(Dataset excerpts)
* Start *

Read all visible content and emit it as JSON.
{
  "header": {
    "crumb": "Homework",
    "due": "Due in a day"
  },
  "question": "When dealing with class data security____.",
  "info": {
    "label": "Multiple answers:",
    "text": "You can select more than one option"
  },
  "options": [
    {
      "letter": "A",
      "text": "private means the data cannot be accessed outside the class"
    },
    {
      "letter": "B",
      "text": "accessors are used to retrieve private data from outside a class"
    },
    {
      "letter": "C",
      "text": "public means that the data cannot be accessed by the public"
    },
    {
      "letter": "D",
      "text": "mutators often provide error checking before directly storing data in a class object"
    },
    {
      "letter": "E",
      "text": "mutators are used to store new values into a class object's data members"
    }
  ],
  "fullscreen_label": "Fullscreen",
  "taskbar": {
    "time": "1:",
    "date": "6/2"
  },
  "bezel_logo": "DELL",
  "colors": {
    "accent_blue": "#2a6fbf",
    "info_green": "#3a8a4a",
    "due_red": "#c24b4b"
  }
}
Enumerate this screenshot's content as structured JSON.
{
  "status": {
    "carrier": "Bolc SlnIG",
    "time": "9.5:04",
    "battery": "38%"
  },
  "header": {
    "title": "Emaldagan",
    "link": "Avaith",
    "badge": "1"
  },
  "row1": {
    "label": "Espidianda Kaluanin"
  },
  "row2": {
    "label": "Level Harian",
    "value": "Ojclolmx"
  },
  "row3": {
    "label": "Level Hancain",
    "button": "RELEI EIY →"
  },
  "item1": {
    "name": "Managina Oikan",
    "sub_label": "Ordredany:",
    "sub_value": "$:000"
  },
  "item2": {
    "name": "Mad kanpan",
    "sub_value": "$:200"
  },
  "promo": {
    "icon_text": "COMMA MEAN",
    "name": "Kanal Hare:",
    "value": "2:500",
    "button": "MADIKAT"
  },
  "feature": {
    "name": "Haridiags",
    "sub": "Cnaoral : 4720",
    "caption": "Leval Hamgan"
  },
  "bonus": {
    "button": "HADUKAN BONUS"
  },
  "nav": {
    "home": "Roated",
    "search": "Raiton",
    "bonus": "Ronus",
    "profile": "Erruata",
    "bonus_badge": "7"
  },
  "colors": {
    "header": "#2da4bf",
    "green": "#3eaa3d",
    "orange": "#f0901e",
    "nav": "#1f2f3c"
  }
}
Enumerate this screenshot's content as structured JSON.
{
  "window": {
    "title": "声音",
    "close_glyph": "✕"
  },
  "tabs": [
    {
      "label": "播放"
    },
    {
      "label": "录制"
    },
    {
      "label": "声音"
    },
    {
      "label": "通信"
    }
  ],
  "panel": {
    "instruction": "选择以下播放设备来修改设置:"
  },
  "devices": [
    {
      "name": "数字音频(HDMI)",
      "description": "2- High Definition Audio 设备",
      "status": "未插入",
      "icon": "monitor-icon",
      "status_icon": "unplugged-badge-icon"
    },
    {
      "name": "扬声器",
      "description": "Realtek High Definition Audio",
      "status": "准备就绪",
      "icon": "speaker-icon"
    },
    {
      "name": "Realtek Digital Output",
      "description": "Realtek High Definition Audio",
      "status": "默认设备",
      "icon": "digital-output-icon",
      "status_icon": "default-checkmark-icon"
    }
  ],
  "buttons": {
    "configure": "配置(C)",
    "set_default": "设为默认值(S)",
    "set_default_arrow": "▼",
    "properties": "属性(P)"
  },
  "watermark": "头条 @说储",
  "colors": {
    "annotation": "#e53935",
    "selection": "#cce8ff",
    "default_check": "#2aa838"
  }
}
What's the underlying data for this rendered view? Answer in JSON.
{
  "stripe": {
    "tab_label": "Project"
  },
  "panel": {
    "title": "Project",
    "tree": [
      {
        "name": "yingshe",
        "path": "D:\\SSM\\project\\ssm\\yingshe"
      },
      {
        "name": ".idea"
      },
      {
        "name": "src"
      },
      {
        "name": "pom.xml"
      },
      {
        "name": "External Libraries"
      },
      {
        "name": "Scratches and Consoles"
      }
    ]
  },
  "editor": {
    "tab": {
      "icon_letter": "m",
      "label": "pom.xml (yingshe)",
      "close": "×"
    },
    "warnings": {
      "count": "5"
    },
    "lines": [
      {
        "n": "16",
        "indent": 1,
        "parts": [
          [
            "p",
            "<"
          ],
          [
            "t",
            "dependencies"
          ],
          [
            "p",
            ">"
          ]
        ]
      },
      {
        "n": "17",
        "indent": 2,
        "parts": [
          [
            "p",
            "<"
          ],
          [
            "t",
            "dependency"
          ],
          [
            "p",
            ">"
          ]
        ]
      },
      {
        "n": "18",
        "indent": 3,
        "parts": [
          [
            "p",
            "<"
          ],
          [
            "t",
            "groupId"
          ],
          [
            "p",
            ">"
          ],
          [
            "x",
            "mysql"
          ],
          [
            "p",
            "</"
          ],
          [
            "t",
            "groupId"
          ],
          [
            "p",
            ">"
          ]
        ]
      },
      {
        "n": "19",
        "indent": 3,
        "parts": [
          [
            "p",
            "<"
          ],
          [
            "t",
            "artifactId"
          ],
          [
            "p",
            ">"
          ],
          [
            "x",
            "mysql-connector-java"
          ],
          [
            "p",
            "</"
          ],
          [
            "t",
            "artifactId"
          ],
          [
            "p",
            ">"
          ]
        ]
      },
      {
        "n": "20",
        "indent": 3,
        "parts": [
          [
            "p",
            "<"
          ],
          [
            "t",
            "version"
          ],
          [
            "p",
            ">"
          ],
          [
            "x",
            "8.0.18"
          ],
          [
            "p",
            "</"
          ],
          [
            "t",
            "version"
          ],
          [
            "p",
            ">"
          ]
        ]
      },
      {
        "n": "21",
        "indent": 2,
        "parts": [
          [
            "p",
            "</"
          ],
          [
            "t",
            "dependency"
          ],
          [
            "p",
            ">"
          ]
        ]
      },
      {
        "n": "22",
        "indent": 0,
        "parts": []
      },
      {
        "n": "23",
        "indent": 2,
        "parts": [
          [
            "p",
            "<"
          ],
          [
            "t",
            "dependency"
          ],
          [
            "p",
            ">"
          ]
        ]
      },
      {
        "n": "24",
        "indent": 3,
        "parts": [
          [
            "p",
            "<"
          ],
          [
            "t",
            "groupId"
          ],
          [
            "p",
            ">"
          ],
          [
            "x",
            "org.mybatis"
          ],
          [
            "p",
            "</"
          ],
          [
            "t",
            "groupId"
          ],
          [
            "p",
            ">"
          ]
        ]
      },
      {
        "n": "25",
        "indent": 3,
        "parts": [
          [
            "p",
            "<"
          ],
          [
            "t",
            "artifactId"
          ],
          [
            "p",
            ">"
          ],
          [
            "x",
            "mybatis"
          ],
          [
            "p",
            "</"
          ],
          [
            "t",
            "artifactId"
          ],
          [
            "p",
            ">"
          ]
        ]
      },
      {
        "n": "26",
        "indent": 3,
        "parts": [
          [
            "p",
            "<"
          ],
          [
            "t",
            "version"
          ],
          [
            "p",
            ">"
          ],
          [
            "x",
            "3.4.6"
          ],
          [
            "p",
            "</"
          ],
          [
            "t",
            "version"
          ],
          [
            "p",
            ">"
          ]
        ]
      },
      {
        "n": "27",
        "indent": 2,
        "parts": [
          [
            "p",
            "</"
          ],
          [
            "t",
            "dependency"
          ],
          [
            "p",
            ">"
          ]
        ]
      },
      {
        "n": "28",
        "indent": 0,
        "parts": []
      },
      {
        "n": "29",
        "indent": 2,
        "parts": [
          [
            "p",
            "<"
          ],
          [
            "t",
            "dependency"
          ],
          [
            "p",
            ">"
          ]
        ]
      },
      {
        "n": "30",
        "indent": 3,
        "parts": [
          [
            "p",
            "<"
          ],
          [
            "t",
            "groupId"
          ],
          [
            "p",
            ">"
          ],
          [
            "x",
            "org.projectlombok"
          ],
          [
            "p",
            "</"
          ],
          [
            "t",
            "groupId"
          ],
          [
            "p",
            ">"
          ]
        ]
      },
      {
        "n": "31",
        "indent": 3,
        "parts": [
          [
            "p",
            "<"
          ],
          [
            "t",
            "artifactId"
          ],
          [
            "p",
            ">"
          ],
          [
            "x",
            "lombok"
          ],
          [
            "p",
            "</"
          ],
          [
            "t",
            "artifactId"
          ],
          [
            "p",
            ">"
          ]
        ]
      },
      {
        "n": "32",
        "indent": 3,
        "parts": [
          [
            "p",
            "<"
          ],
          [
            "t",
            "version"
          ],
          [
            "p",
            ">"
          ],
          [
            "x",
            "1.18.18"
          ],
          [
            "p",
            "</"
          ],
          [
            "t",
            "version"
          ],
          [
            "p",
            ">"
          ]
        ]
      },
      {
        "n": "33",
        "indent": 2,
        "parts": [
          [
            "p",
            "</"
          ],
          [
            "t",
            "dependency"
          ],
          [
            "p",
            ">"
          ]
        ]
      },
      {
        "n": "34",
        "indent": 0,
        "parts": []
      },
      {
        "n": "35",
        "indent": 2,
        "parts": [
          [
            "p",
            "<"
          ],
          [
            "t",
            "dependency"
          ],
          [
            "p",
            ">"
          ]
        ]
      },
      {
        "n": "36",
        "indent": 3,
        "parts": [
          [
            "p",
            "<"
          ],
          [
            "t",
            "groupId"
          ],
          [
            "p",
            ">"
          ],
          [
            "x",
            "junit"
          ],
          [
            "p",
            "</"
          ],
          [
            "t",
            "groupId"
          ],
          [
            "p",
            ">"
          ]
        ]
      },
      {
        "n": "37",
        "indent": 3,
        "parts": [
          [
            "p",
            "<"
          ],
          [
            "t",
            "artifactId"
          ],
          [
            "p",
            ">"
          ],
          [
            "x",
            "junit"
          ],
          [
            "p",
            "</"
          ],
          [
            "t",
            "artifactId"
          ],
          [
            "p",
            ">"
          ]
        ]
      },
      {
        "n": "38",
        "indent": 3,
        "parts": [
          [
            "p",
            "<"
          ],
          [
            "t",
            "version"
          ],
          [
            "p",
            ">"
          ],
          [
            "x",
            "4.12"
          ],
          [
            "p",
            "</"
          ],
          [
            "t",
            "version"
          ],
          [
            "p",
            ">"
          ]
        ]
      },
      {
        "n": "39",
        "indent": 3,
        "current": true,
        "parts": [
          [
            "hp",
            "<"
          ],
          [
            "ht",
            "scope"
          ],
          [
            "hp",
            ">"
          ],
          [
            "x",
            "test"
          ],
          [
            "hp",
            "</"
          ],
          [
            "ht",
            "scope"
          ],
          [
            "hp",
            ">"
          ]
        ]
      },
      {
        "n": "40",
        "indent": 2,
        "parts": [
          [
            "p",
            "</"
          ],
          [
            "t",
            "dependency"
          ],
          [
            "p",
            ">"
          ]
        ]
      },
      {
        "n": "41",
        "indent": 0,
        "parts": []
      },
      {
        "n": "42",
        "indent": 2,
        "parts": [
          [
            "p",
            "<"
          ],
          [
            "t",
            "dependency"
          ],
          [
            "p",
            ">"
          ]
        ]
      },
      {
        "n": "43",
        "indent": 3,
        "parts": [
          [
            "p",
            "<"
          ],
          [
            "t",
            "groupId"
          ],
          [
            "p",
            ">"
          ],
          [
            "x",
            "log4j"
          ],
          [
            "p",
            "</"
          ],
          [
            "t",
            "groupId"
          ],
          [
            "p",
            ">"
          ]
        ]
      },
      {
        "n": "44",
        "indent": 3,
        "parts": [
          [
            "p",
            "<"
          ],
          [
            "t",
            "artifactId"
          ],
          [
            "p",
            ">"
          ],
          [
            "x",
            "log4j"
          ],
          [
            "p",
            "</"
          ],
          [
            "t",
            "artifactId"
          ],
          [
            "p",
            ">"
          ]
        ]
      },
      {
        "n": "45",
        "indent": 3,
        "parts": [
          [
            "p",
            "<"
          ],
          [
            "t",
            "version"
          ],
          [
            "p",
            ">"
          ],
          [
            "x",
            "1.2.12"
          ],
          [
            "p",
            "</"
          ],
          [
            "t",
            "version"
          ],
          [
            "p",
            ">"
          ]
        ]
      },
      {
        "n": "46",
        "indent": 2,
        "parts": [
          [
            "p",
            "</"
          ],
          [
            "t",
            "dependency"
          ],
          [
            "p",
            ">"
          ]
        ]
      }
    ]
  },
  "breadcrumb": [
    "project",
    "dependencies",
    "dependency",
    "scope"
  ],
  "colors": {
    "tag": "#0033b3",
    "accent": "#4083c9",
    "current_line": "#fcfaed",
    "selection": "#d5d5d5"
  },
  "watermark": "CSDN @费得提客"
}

* End *

### EXERCISE GOAL:
Tally the lines of the data that contain the string "yingshe" and report the total alone.

### RESULT OF THIS TASK:
3